# YOUR OBJECTIVE:
Locate every line below that contains the word "xcconfig" and copy it.

# TASK MATERIAL start

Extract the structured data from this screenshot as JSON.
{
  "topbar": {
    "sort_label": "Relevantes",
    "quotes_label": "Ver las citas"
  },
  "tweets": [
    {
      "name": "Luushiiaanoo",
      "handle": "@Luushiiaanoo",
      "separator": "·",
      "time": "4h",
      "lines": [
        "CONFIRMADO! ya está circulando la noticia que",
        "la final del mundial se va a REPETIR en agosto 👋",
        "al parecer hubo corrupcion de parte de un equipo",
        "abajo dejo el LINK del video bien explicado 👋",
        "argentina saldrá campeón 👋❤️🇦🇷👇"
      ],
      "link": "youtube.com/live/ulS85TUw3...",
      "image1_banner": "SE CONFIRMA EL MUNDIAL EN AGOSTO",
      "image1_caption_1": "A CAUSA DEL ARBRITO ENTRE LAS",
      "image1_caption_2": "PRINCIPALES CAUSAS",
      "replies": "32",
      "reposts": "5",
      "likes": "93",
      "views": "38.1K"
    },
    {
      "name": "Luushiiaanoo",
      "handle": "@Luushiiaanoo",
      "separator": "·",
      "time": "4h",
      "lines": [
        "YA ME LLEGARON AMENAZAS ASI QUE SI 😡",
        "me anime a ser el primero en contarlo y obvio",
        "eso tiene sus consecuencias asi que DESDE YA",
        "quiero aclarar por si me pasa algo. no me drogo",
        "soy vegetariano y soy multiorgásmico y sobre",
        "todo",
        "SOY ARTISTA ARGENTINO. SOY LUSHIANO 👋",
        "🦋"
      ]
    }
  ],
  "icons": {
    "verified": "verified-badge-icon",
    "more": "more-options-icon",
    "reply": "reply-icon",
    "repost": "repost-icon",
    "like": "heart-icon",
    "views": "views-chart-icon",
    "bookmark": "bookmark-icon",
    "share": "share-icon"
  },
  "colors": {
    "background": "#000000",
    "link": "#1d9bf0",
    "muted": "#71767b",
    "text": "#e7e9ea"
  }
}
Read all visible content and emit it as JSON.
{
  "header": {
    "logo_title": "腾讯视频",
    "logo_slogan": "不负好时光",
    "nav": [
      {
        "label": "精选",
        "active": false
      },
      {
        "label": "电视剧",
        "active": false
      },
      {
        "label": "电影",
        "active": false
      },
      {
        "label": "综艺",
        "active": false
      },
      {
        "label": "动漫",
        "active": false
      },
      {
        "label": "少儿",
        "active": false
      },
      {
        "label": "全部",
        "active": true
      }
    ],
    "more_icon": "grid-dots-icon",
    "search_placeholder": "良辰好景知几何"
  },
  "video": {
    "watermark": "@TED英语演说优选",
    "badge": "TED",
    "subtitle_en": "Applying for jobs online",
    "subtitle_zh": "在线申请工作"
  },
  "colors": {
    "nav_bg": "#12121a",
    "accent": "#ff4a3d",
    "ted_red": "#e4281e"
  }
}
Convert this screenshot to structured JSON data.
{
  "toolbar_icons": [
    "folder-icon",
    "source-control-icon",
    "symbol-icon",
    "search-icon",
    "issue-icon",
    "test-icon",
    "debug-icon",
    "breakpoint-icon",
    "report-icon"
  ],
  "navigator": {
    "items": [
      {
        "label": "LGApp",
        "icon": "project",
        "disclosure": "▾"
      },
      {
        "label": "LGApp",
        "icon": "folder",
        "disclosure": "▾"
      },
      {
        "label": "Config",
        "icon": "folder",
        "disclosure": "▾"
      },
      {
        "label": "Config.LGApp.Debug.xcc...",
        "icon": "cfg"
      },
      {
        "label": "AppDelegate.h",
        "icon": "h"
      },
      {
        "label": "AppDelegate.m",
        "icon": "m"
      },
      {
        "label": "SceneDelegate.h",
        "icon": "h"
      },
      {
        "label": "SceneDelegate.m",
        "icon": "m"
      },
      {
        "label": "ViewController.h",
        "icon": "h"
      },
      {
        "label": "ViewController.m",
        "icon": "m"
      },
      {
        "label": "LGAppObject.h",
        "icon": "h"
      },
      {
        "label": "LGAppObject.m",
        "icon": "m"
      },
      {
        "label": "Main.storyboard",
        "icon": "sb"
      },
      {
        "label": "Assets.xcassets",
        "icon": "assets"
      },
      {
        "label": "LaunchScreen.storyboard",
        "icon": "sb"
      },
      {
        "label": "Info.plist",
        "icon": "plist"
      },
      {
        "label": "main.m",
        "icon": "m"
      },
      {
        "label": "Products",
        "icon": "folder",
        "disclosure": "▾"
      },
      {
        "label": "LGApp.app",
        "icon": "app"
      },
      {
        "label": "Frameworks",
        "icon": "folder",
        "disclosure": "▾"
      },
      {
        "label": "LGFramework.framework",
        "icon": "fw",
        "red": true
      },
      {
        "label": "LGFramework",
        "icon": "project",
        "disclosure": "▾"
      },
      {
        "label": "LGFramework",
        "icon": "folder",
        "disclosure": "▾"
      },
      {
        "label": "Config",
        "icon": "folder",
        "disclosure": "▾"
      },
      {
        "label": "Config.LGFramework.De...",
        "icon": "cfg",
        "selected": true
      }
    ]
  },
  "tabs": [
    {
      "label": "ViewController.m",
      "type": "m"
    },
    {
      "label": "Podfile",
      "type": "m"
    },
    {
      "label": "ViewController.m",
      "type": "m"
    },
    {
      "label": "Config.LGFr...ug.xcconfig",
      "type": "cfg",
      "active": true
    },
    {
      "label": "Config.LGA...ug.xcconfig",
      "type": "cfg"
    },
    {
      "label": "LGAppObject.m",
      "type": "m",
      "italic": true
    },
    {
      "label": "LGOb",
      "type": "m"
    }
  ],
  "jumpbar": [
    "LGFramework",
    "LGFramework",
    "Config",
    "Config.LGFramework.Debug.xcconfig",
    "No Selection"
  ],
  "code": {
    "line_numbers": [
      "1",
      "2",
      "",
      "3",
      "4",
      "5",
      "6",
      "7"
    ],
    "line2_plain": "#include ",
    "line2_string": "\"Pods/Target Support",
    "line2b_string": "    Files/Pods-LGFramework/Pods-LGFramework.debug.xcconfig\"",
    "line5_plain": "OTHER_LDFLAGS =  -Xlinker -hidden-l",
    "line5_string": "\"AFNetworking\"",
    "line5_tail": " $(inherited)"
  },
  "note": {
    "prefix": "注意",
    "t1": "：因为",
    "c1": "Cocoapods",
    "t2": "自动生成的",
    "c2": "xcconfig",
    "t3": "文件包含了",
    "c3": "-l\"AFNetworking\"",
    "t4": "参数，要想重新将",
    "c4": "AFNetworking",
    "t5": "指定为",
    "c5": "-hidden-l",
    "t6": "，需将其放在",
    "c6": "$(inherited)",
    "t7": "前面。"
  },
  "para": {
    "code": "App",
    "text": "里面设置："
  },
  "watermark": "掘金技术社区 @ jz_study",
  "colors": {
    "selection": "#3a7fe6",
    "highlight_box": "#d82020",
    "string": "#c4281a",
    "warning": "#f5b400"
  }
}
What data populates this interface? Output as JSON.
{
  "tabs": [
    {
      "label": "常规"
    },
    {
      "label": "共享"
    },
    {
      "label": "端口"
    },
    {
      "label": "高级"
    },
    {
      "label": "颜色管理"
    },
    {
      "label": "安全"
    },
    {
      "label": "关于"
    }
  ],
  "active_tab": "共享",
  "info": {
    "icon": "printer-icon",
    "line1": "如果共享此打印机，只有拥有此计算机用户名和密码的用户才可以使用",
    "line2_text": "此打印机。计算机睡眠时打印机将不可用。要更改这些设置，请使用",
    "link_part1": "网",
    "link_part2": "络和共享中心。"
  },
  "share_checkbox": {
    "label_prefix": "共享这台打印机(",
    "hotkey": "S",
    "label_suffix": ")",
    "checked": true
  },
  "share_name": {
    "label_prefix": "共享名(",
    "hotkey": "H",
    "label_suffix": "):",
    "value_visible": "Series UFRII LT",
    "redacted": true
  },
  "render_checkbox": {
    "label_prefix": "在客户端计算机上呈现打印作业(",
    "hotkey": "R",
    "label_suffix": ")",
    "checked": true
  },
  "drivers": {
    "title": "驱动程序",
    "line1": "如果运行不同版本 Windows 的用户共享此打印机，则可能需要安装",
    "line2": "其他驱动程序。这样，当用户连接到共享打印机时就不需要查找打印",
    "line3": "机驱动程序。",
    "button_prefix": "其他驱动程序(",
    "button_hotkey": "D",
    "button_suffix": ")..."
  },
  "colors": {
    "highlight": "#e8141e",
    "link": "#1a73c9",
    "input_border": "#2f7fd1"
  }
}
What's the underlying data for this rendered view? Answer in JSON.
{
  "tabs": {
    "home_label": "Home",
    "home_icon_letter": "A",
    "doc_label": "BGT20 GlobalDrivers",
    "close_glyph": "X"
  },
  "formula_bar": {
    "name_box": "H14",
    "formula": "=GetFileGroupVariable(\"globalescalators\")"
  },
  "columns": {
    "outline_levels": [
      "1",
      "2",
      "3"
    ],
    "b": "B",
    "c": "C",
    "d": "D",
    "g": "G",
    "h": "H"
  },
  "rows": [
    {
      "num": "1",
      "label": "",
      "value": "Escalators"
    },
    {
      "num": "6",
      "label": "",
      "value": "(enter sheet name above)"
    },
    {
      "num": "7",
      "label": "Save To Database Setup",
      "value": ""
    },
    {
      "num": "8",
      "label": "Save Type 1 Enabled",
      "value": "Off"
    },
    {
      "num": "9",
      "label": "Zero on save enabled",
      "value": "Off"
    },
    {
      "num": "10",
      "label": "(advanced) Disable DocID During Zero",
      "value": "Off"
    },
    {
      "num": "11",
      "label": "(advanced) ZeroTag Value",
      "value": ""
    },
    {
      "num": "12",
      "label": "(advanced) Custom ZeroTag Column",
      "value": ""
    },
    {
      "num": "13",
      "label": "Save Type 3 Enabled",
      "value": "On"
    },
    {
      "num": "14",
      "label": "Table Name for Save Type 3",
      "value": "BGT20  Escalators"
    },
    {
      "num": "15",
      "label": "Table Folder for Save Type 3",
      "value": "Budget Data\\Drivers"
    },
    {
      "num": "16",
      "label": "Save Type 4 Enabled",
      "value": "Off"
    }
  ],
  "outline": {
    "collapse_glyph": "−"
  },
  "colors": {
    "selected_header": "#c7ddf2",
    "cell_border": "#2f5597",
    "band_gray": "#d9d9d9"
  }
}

# TASK MATERIAL end

# PROBLEM SOLUTION:
      "label": "Config.LGFr...ug.xcconfig",
      "label": "Config.LGA...ug.xcconfig",
    "Config.LGFramework.Debug.xcconfig",
    "line2b_string": "    Files/Pods-LGFramework/Pods-LGFramework.debug.xcconfig\"",
    "c2": "xcconfig",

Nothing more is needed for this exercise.